The entire listing is to be repeated verbatim.

──────────

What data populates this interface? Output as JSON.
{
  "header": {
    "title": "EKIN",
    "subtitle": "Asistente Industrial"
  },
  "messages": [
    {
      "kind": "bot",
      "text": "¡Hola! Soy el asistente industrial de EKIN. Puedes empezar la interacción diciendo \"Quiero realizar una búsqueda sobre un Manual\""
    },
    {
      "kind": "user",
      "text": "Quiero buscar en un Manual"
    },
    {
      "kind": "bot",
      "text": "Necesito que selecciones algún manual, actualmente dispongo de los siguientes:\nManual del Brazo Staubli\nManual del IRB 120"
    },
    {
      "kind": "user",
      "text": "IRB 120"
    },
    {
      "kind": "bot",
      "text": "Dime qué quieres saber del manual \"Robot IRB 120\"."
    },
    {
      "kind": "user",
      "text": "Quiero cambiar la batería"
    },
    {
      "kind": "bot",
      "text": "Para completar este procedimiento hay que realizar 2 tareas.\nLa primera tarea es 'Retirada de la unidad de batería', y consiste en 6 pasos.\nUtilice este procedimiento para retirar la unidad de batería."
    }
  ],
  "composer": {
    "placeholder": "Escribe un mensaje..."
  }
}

──────────

◆ **THE ANSWER**:
What data populates this interface? Output as JSON.
{
  "header": {
    "title": "EKIN",
    "subtitle": "Asistente Industrial"
  },
  "messages": [
    {
      "kind": "bot",
      "text": "¡Hola! Soy el asistente industrial de EKIN. Puedes empezar la interacción diciendo \"Quiero realizar una búsqueda sobre un Manual\""
    },
    {
      "kind": "user",
      "text": "Quiero buscar en un Manual"
    },
    {
      "kind": "bot",
      "text": "Necesito que selecciones algún manual, actualmente dispongo de los siguientes:\nManual del Brazo Staubli\nManual del IRB 120"
    },
    {
      "kind": "user",
      "text": "IRB 120"
    },
    {
      "kind": "bot",
      "text": "Dime qué quieres saber del manual \"Robot IRB 120\"."
    },
    {
      "kind": "user",
      "text": "Quiero cambiar la batería"
    },
    {
      "kind": "bot",
      "text": "Para completar este procedimiento hay que realizar 2 tareas.\nLa primera tarea es 'Retirada de la unidad de batería', y consiste en 6 pasos.\nUtilice este procedimiento para retirar la unidad de batería."
    }
  ],
  "composer": {
    "placeholder": "Escribe un mensaje..."
  }
}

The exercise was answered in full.